Challenge: Write out all of the entries exactly as given.

Supplied records:
----------------------------------------

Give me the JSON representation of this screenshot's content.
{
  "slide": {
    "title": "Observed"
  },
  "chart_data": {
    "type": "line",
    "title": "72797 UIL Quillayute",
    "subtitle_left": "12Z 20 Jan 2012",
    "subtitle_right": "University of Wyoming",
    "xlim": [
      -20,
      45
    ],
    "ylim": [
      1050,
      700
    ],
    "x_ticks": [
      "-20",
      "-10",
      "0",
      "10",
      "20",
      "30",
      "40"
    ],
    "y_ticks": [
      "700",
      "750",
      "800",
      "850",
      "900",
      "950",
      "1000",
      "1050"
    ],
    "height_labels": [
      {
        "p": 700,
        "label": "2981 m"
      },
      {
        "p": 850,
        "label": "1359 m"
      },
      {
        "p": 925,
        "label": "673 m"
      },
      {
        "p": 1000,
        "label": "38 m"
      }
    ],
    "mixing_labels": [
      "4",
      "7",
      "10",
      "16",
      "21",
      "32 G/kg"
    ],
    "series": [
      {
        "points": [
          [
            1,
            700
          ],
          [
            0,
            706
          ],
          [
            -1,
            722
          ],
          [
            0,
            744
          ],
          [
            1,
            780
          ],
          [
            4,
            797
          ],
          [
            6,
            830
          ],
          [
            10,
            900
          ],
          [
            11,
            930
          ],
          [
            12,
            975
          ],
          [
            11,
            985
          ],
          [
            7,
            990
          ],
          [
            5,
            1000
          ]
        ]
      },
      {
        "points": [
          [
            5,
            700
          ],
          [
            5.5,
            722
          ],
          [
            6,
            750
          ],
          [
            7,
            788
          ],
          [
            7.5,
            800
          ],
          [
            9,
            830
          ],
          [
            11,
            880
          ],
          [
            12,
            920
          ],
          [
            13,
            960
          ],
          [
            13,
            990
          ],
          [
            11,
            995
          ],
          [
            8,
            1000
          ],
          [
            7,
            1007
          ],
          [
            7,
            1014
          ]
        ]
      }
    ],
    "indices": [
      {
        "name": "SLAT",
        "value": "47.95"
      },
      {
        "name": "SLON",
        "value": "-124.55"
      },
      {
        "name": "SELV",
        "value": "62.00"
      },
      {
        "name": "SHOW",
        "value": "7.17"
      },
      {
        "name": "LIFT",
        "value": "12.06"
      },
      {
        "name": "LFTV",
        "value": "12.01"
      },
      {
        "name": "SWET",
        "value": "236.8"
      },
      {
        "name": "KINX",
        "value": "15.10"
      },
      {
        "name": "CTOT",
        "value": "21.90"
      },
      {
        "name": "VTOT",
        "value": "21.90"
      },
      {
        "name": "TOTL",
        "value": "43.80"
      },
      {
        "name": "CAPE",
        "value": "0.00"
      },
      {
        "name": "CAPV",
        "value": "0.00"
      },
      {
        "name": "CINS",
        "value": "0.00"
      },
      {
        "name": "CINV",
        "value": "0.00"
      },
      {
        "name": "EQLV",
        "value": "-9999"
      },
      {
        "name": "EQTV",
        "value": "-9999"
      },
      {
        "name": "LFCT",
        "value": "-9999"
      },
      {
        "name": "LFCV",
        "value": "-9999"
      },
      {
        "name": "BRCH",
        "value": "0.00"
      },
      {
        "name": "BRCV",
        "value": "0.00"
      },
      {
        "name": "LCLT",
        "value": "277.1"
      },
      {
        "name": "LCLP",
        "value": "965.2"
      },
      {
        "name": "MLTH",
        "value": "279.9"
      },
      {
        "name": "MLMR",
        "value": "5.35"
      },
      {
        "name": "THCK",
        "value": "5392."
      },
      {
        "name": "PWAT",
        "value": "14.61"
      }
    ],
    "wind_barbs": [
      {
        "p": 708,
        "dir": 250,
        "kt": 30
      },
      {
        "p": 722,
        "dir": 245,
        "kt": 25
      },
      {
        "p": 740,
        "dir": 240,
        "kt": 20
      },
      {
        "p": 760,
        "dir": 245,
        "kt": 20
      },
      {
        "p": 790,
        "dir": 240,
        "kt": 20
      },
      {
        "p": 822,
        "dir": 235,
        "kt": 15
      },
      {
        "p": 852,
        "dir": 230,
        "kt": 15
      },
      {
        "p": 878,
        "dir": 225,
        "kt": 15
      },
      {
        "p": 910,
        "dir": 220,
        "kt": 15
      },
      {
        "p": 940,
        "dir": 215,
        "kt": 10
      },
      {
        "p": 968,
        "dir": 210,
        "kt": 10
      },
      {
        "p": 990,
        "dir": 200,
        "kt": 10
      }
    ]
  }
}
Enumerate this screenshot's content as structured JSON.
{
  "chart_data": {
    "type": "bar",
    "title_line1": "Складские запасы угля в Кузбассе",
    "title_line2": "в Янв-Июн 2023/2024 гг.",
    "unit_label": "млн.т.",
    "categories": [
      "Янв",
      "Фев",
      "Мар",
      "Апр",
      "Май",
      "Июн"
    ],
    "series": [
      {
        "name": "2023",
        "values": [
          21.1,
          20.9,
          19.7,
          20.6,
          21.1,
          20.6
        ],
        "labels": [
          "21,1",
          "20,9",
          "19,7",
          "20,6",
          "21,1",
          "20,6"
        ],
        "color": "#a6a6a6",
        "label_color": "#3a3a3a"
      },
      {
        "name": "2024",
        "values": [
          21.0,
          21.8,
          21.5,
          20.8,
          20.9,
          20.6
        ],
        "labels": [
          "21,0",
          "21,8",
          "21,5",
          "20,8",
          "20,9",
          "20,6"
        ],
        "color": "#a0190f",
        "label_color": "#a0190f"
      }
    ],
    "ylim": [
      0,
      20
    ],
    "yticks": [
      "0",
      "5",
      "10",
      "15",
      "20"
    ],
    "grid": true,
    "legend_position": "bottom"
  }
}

----------------------------------------

Response for this exercise:
Give me the JSON representation of this screenshot's content.
{
  "slide": {
    "title": "Observed"
  },
  "chart_data": {
    "type": "line",
    "title": "72797 UIL Quillayute",
    "subtitle_left": "12Z 20 Jan 2012",
    "subtitle_right": "University of Wyoming",
    "xlim": [
      -20,
      45
    ],
    "ylim": [
      1050,
      700
    ],
    "x_ticks": [
      "-20",
      "-10",
      "0",
      "10",
      "20",
      "30",
      "40"
    ],
    "y_ticks": [
      "700",
      "750",
      "800",
      "850",
      "900",
      "950",
      "1000",
      "1050"
    ],
    "height_labels": [
      {
        "p": 700,
        "label": "2981 m"
      },
      {
        "p": 850,
        "label": "1359 m"
      },
      {
        "p": 925,
        "label": "673 m"
      },
      {
        "p": 1000,
        "label": "38 m"
      }
    ],
    "mixing_labels": [
      "4",
      "7",
      "10",
      "16",
      "21",
      "32 G/kg"
    ],
    "series": [
      {
        "points": [
          [
            1,
            700
          ],
          [
            0,
            706
          ],
          [
            -1,
            722
          ],
          [
            0,
            744
          ],
          [
            1,
            780
          ],
          [
            4,
            797
          ],
          [
            6,
            830
          ],
          [
            10,
            900
          ],
          [
            11,
            930
          ],
          [
            12,
            975
          ],
          [
            11,
            985
          ],
          [
            7,
            990
          ],
          [
            5,
            1000
          ]
        ]
      },
      {
        "points": [
          [
            5,
            700
          ],
          [
            5.5,
            722
          ],
          [
            6,
            750
          ],
          [
            7,
            788
          ],
          [
            7.5,
            800
          ],
          [
            9,
            830
          ],
          [
            11,
            880
          ],
          [
            12,
            920
          ],
          [
            13,
            960
          ],
          [
            13,
            990
          ],
          [
            11,
            995
          ],
          [
            8,
            1000
          ],
          [
            7,
            1007
          ],
          [
            7,
            1014
          ]
        ]
      }
    ],
    "indices": [
      {
        "name": "SLAT",
        "value": "47.95"
      },
      {
        "name": "SLON",
        "value": "-124.55"
      },
      {
        "name": "SELV",
        "value": "62.00"
      },
      {
        "name": "SHOW",
        "value": "7.17"
      },
      {
        "name": "LIFT",
        "value": "12.06"
      },
      {
        "name": "LFTV",
        "value": "12.01"
      },
      {
        "name": "SWET",
        "value": "236.8"
      },
      {
        "name": "KINX",
        "value": "15.10"
      },
      {
        "name": "CTOT",
        "value": "21.90"
      },
      {
        "name": "VTOT",
        "value": "21.90"
      },
      {
        "name": "TOTL",
        "value": "43.80"
      },
      {
        "name": "CAPE",
        "value": "0.00"
      },
      {
        "name": "CAPV",
        "value": "0.00"
      },
      {
        "name": "CINS",
        "value": "0.00"
      },
      {
        "name": "CINV",
        "value": "0.00"
      },
      {
        "name": "EQLV",
        "value": "-9999"
      },
      {
        "name": "EQTV",
        "value": "-9999"
      },
      {
        "name": "LFCT",
        "value": "-9999"
      },
      {
        "name": "LFCV",
        "value": "-9999"
      },
      {
        "name": "BRCH",
        "value": "0.00"
      },
      {
        "name": "BRCV",
        "value": "0.00"
      },
      {
        "name": "LCLT",
        "value": "277.1"
      },
      {
        "name": "LCLP",
        "value": "965.2"
      },
      {
        "name": "MLTH",
        "value": "279.9"
      },
      {
        "name": "MLMR",
        "value": "5.35"
      },
      {
        "name": "THCK",
        "value": "5392."
      },
      {
        "name": "PWAT",
        "value": "14.61"
      }
    ],
    "wind_barbs": [
      {
        "p": 708,
        "dir": 250,
        "kt": 30
      },
      {
        "p": 722,
        "dir": 245,
        "kt": 25
      },
      {
        "p": 740,
        "dir": 240,
        "kt": 20
      },
      {
        "p": 760,
        "dir": 245,
        "kt": 20
      },
      {
        "p": 790,
        "dir": 240,
        "kt": 20
      },
      {
        "p": 822,
        "dir": 235,
        "kt": 15
      },
      {
        "p": 852,
        "dir": 230,
        "kt": 15
      },
      {
        "p": 878,
        "dir": 225,
        "kt": 15
      },
      {
        "p": 910,
        "dir": 220,
        "kt": 15
      },
      {
        "p": 940,
        "dir": 215,
        "kt": 10
      },
      {
        "p": 968,
        "dir": 210,
        "kt": 10
      },
      {
        "p": 990,
        "dir": 200,
        "kt": 10
      }
    ]
  }
}
Enumerate this screenshot's content as structured JSON.
{
  "chart_data": {
    "type": "bar",
    "title_line1": "Складские запасы угля в Кузбассе",
    "title_line2": "в Янв-Июн 2023/2024 гг.",
    "unit_label": "млн.т.",
    "categories": [
      "Янв",
      "Фев",
      "Мар",
      "Апр",
      "Май",
      "Июн"
    ],
    "series": [
      {
        "name": "2023",
        "values": [
          21.1,
          20.9,
          19.7,
          20.6,
          21.1,
          20.6
        ],
        "labels": [
          "21,1",
          "20,9",
          "19,7",
          "20,6",
          "21,1",
          "20,6"
        ],
        "color": "#a6a6a6",
        "label_color": "#3a3a3a"
      },
      {
        "name": "2024",
        "values": [
          21.0,
          21.8,
          21.5,
          20.8,
          20.9,
          20.6
        ],
        "labels": [
          "21,0",
          "21,8",
          "21,5",
          "20,8",
          "20,9",
          "20,6"
        ],
        "color": "#a0190f",
        "label_color": "#a0190f"
      }
    ],
    "ylim": [
      0,
      20
    ],
    "yticks": [
      "0",
      "5",
      "10",
      "15",
      "20"
    ],
    "grid": true,
    "legend_position": "bottom"
  }
}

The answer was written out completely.